## SUPPLIED MATERIAL
---

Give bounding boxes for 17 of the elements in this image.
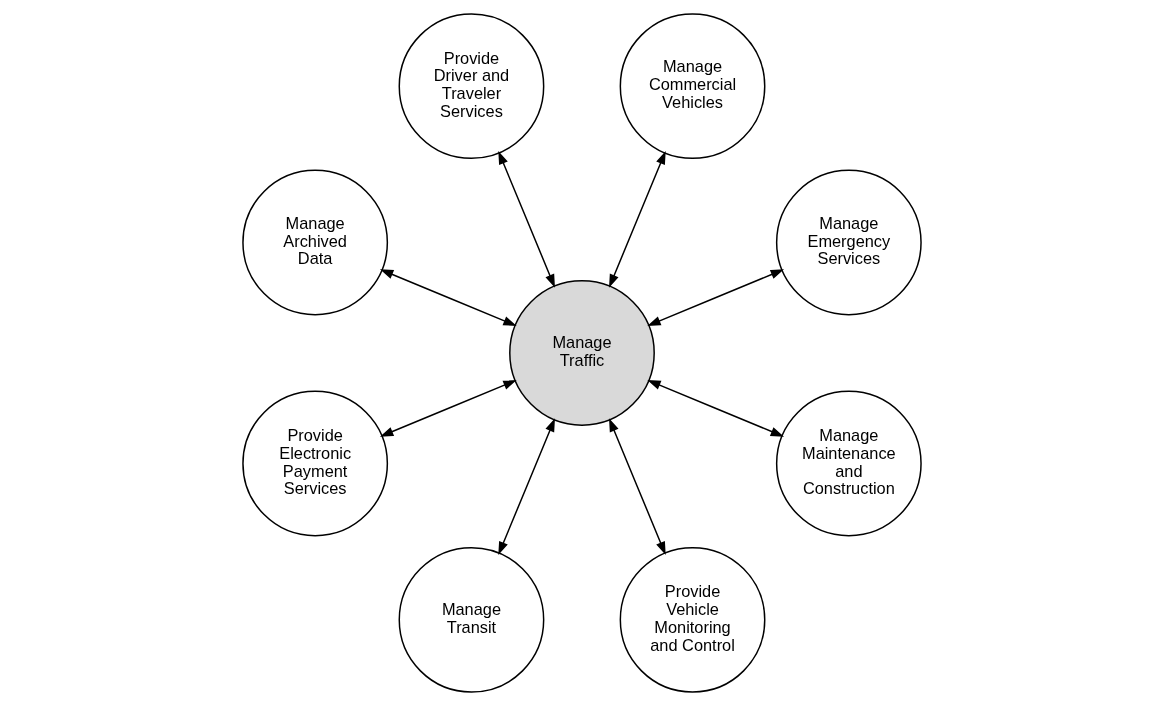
- arrow: [497, 150, 555, 288]
- node-circle: Provide Driver and Traveler Services: [398, 13, 544, 160]
- node-circle: Manage Traffic: [508, 280, 655, 426]
- arrow: [379, 380, 517, 437]
- node-circle: Manage Commercial Vehicles: [619, 13, 765, 160]
- node-circle: Provide Vehicle Monitoring and Control: [619, 546, 765, 693]
- node-circle: Manage Emergency Services: [775, 169, 922, 316]
- arrow: [497, 418, 555, 556]
- node-circle: Manage Maintenance and Construction: [775, 390, 922, 537]
- node-circle: Manage Transit: [398, 546, 544, 693]
- arrow: [379, 269, 517, 326]
- arrow: [608, 150, 666, 288]
- arrow: [646, 380, 784, 437]
- arrow: [646, 269, 784, 326]
- arrow: [608, 418, 666, 556]
- node-circle: Provide Electronic Payment Services: [241, 390, 388, 537]
- node-circle: Manage Archived Data: [241, 169, 388, 316]
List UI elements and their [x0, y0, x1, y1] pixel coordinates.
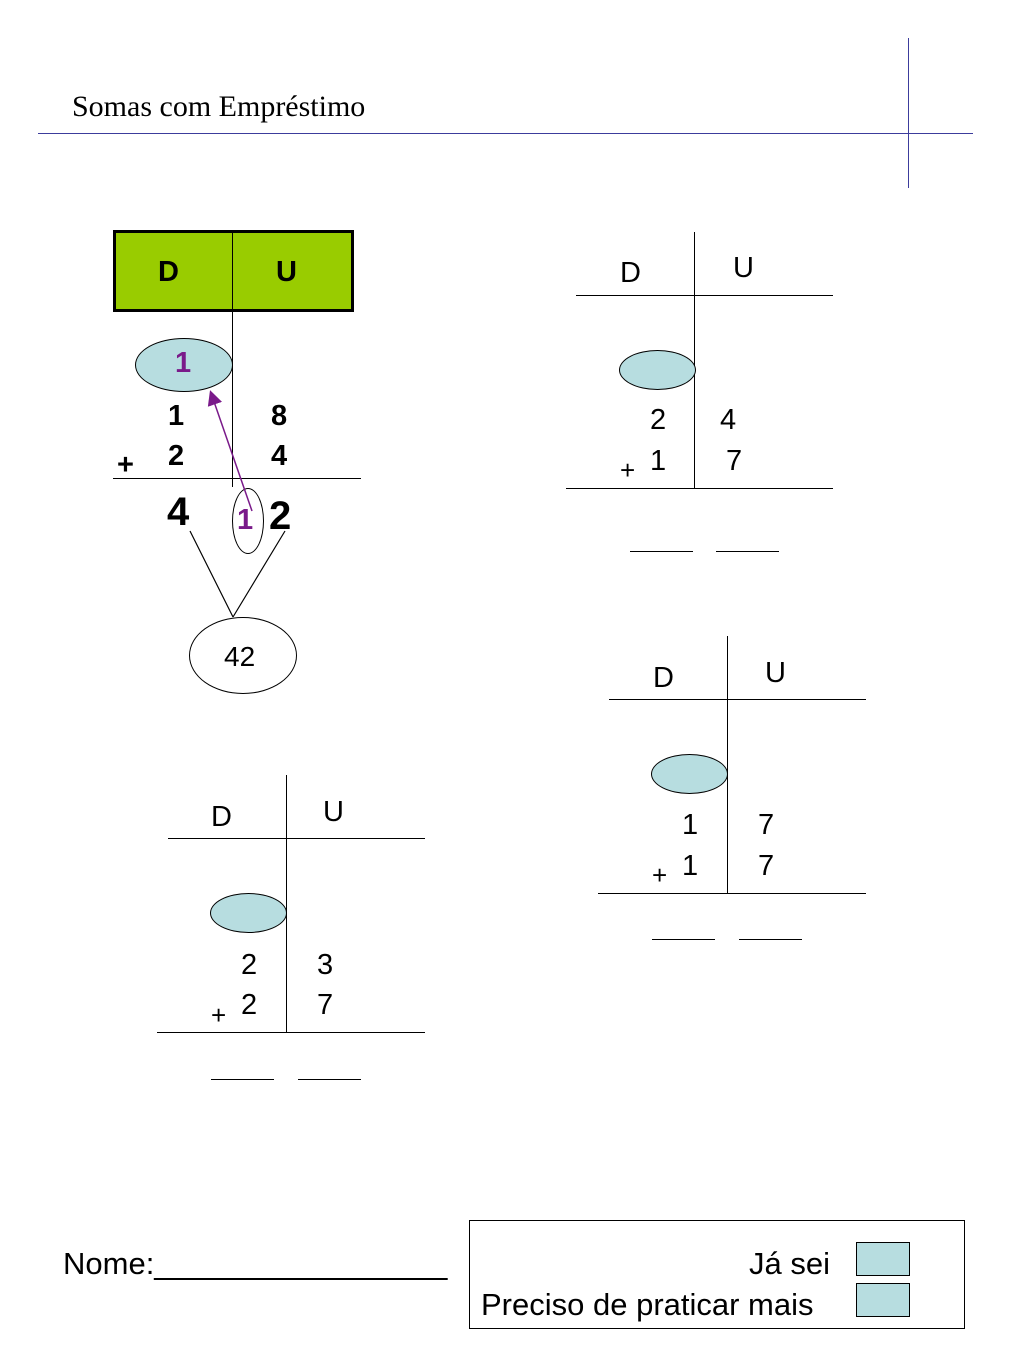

---

## TASK
Rewrite each item above, replacing "elements" with "components" and keeping everything else the same. Leave the pictures out.

## CORRECT RESULT
Give bounding boxes for 17 of the components in this image.
- arrow: [497, 150, 555, 288]
- node-circle: Provide Driver and Traveler Services: [398, 13, 544, 160]
- node-circle: Manage Traffic: [508, 280, 655, 426]
- arrow: [379, 380, 517, 437]
- node-circle: Manage Commercial Vehicles: [619, 13, 765, 160]
- node-circle: Provide Vehicle Monitoring and Control: [619, 546, 765, 693]
- node-circle: Manage Emergency Services: [775, 169, 922, 316]
- arrow: [497, 418, 555, 556]
- node-circle: Manage Maintenance and Construction: [775, 390, 922, 537]
- node-circle: Manage Transit: [398, 546, 544, 693]
- arrow: [379, 269, 517, 326]
- arrow: [608, 150, 666, 288]
- arrow: [646, 380, 784, 437]
- arrow: [646, 269, 784, 326]
- arrow: [608, 418, 666, 556]
- node-circle: Provide Electronic Payment Services: [241, 390, 388, 537]
- node-circle: Manage Archived Data: [241, 169, 388, 316]
List UI components and their [x0, y0, x1, y1] pixel coordinates.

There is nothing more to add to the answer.